■ Short task
Identify and copy all lines of the material where the string "ylabel" is found.

[Lines of data]
(begin)
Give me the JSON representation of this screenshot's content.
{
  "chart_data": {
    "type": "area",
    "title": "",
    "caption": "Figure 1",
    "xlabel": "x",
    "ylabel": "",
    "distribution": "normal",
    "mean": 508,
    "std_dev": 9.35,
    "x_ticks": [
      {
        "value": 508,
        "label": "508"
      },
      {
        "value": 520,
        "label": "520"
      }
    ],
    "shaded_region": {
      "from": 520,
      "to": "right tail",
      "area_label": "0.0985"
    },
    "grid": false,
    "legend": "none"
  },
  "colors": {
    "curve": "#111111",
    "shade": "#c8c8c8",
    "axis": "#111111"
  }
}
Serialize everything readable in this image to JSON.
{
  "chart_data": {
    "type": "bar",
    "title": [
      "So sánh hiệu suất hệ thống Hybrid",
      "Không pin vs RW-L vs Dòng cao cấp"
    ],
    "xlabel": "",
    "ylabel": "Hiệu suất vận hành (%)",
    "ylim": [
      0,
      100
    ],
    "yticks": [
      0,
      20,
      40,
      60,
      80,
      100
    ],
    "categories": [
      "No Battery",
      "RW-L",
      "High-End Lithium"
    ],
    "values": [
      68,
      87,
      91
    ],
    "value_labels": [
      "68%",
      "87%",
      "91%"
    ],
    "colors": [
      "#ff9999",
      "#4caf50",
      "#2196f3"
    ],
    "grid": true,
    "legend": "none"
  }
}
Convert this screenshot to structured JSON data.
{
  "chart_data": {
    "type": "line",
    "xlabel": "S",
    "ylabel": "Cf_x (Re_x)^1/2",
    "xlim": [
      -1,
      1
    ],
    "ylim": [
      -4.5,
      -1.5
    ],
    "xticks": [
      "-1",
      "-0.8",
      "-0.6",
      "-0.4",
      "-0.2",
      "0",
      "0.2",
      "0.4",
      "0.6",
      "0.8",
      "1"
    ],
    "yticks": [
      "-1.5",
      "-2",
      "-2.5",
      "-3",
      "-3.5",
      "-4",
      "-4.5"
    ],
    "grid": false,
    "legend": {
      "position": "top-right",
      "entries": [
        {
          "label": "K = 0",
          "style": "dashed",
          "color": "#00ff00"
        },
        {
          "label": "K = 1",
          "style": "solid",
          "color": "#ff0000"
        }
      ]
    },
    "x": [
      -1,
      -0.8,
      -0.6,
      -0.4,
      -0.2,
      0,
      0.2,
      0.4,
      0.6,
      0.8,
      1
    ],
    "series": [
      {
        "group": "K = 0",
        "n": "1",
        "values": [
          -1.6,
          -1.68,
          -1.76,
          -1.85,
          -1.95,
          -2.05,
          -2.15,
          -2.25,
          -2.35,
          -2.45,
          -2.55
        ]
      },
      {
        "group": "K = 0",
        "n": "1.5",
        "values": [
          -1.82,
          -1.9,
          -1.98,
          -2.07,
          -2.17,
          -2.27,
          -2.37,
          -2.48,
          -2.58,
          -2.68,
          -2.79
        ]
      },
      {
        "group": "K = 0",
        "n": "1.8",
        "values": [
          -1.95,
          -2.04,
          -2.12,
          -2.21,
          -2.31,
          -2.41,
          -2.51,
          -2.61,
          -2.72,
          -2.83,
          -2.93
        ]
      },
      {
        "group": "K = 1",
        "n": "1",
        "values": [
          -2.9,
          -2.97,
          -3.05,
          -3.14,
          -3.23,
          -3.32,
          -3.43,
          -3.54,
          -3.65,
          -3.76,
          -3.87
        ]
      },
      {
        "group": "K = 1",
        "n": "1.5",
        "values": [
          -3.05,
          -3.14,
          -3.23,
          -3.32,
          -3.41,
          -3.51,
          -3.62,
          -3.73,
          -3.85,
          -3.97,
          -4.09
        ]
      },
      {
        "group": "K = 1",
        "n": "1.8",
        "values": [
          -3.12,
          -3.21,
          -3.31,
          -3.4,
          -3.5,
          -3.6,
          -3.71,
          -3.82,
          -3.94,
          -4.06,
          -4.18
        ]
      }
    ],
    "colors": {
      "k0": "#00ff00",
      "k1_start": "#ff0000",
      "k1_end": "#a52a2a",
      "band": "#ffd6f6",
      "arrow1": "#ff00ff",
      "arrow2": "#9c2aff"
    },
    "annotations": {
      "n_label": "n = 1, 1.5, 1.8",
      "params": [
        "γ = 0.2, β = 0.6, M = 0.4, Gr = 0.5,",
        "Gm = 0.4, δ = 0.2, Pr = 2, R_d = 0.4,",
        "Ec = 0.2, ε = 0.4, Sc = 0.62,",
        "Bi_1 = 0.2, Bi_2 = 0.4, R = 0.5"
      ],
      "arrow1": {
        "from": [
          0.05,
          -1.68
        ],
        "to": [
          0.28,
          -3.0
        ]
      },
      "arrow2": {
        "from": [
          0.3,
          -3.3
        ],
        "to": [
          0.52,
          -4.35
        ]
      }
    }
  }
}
(end)
■ Exercise result
    "ylabel": "",
    "ylabel": "Hiệu suất vận hành (%)",
    "ylabel": "Cf_x (Re_x)^1/2",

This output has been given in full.